GIVEN TEXT:
- - - - - - -

If you have space in your home that you use exclusively for working on your business, the bills for utilities, homeowners association fees, homeowners insurance, mortgage interest, property taxes, and general repairs and maintenance are deductible for that portion of the home. The percentage of square footage of your office space divided by the total square footage of your home is the percentage that is tax deductible.


2) Meals

Do you find yourself talking about your business while you’re eating? Great news! The IRS allows taxpayers to deduct 50% of their business meals with customers, clients, or employees. Transportation costs to and from a business meal maybe 100% or 50% deductible depending on the facts. Beware, under the new Tax Cut and Jobs Act, entertainment deductions are no longer deductible.


3) Retirement Funds

There are several retirement funds that business owners can use for their employees and themselves to reduce their tax liability. For instance, the maximum contribution for a 401(k), which is an employer-sponsored plan is $18,500 with a $6,000 catch up for participants 50 or older. Self-directed individual retirement accounts allow you to $5,000 or $6,500 if you are 50 or older. For all these strategies, we recommend that you speak with a tax professional that knows your specific situation to provide you guidance to implement these strategies.


5 IRS Red Flags

  1. Not Reporting All Taxable Income

The IRS receives copies of all the 1099s and W-2s and has a good sense of what your income should be for the year. If there is a mismatch between the income the IRS has recorded in their systems and what you report on your tax return, that’s an automatic red flag. If you happen to receive an inaccurate 1099, be sure to contact the issuer as soon as possible and request that they file a corrected form with the IRS.

     2. Taking Higher-than-Average Deductions

Many people attempt to take excessive business tax deductions to reduce their taxable income. The IRS is fully aware of this behavior and is on the lookout for individuals abusing this tax advantage. Common areas of abuse include meals and travels which are often personal. Additionally, the 2017 Tax Cuts and Jobs Act (TCJA) no longer allows expenses for entertainment, so be sure to exclude them from your deductions.

     3. Writing Off Losses for a Hobby

By definition, the IRS defines a trade or business as any activity carried on for the production of income from selling goods or performing services. As such, the IRS expects your trade or business to generate profit three out of every five years (or two out of seven years for horse breeding). The IRS knows that many individuals create a business entity in hopes of taking deductions and reducing taxable income.

- - - - - - -

GIVEN DATA:

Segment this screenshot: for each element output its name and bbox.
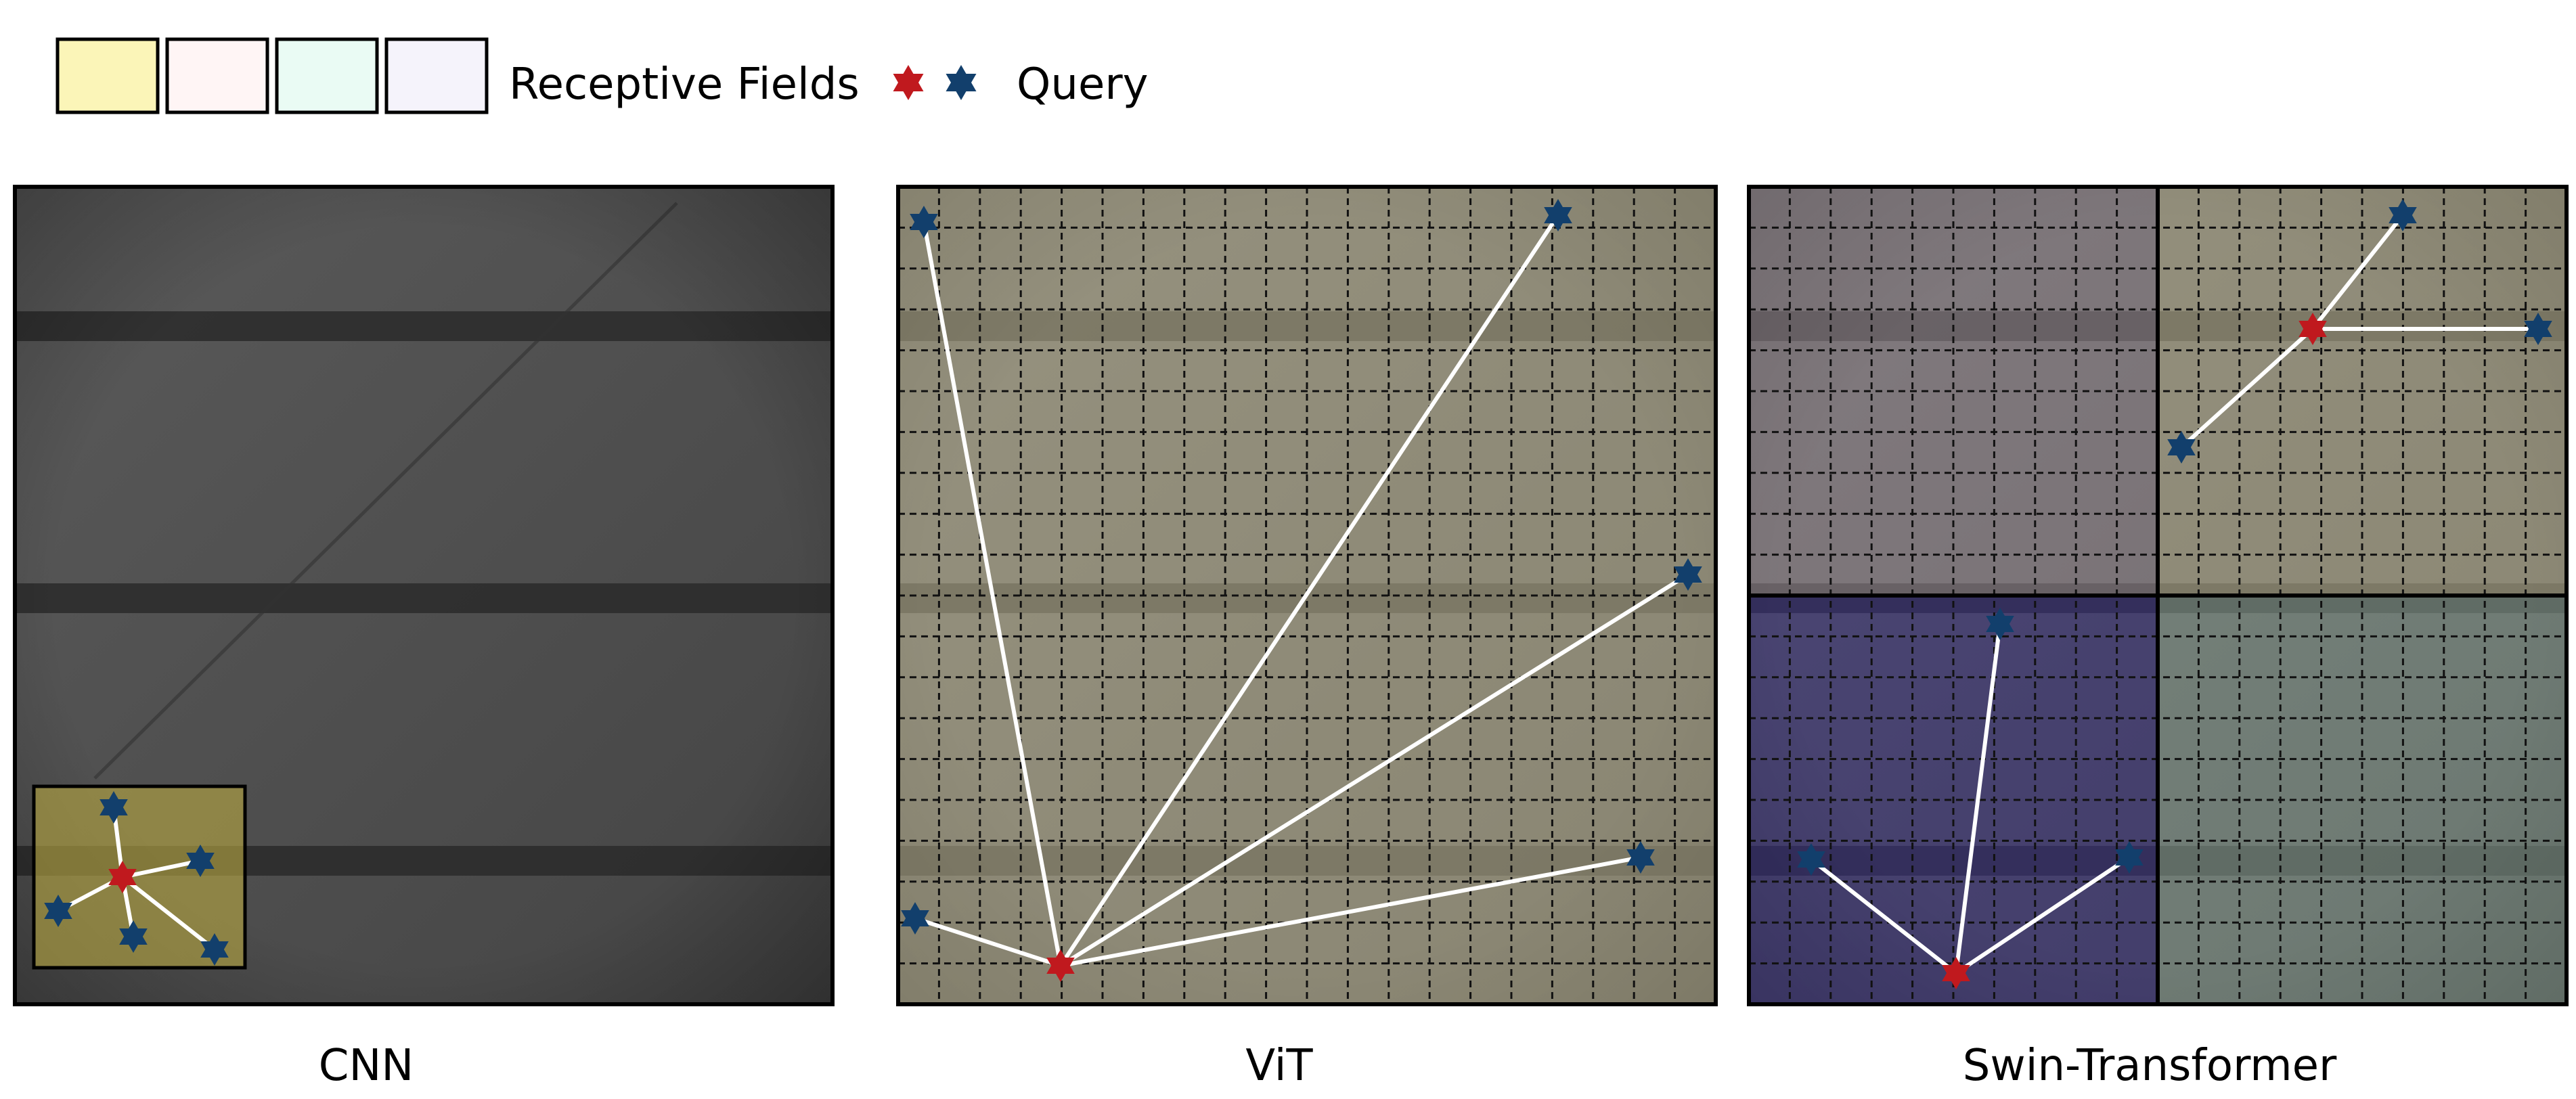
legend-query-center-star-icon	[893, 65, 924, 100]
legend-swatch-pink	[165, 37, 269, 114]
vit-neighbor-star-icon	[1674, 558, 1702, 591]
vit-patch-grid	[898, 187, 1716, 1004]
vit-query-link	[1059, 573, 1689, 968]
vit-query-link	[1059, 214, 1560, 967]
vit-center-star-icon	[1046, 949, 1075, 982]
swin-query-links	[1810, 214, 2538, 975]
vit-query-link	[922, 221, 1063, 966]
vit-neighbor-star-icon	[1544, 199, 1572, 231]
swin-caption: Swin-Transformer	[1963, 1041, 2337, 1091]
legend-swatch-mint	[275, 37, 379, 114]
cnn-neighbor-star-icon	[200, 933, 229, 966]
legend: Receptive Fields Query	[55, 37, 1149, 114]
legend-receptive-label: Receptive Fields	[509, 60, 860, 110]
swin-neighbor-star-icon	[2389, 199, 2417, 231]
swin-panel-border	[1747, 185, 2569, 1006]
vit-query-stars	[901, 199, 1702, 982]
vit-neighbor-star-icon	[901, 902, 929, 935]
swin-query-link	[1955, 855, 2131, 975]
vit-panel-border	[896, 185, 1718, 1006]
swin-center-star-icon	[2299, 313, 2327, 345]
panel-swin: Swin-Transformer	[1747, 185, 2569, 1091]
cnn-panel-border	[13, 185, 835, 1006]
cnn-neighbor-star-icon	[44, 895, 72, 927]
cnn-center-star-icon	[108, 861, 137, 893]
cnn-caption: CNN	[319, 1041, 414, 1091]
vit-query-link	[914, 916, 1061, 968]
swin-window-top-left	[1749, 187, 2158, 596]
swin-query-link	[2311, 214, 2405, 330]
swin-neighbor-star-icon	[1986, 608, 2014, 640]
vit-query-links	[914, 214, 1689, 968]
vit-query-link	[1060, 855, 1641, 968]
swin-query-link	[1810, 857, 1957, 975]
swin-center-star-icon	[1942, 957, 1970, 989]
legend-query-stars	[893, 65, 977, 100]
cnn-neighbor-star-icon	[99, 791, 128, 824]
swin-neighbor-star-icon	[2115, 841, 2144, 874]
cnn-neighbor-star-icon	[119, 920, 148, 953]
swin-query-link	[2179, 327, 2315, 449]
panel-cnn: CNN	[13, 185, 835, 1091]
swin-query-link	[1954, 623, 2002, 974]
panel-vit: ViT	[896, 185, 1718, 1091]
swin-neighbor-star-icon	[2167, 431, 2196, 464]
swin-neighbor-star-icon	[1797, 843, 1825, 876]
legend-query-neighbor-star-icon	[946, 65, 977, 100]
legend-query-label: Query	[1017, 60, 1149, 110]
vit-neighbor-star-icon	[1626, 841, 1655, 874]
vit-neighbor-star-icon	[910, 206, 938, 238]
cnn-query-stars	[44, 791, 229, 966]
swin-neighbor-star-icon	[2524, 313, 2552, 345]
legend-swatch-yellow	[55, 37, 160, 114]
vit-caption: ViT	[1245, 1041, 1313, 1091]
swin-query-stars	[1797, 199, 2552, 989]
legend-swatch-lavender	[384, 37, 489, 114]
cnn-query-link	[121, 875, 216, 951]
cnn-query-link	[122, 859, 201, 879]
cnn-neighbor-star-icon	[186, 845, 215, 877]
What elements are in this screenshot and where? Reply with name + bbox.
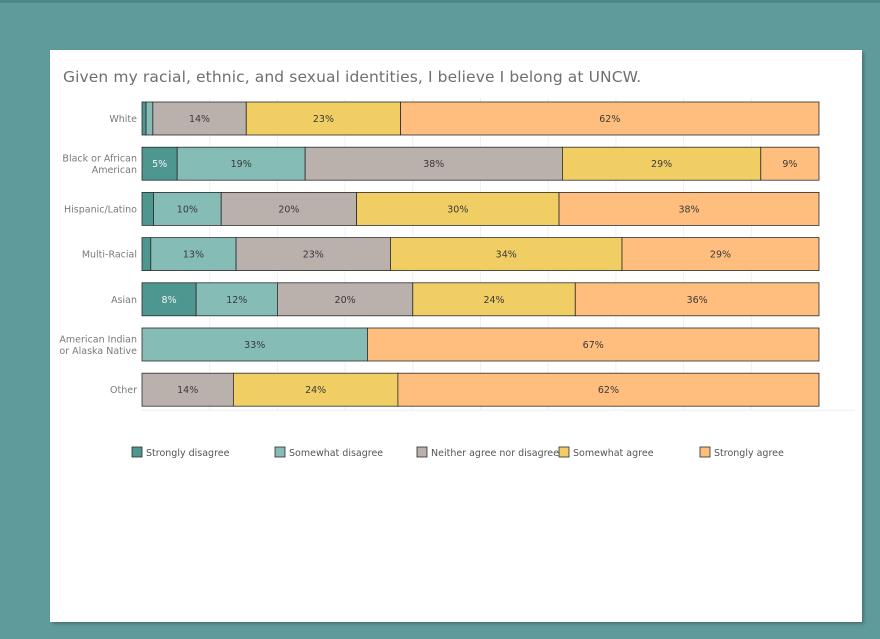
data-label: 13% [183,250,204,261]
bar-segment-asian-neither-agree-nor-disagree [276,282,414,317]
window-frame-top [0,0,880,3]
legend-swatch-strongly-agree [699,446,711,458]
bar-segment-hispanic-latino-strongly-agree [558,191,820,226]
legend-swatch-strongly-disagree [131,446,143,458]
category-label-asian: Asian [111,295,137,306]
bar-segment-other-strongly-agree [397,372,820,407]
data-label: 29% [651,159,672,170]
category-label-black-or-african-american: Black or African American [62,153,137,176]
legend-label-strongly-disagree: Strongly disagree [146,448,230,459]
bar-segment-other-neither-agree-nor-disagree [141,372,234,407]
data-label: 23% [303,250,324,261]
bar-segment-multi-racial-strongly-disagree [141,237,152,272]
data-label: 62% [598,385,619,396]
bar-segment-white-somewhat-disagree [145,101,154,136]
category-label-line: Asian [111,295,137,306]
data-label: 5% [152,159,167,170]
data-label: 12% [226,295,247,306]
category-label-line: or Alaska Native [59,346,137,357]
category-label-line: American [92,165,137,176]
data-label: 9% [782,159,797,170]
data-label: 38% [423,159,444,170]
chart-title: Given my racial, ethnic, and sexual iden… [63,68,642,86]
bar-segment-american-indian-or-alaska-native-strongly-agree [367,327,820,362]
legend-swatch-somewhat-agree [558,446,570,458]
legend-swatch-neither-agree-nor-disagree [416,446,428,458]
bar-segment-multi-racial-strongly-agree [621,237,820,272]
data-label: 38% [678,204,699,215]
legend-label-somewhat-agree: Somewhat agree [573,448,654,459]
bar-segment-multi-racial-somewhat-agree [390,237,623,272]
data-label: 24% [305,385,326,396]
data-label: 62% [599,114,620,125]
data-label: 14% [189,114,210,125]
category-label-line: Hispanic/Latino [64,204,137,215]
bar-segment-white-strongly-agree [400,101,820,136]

- - - - - - -

EXERCISE INSTRUCTIONS:
Print the part of the business tax text that runs from "3. Writing Off" up to and including "reducing taxable income.", reproducing it verbatim.

RESPONSE FOR THIS EXERCISE:
3. Writing Off Losses for a Hobby

By definition, the IRS defines a trade or business as any activity carried on for the production of income from selling goods or performing services. As such, the IRS expects your trade or business to generate profit three out of every five years (or two out of seven years for horse breeding). The IRS knows that many individuals create a business entity in hopes of taking deductions and reducing taxable income.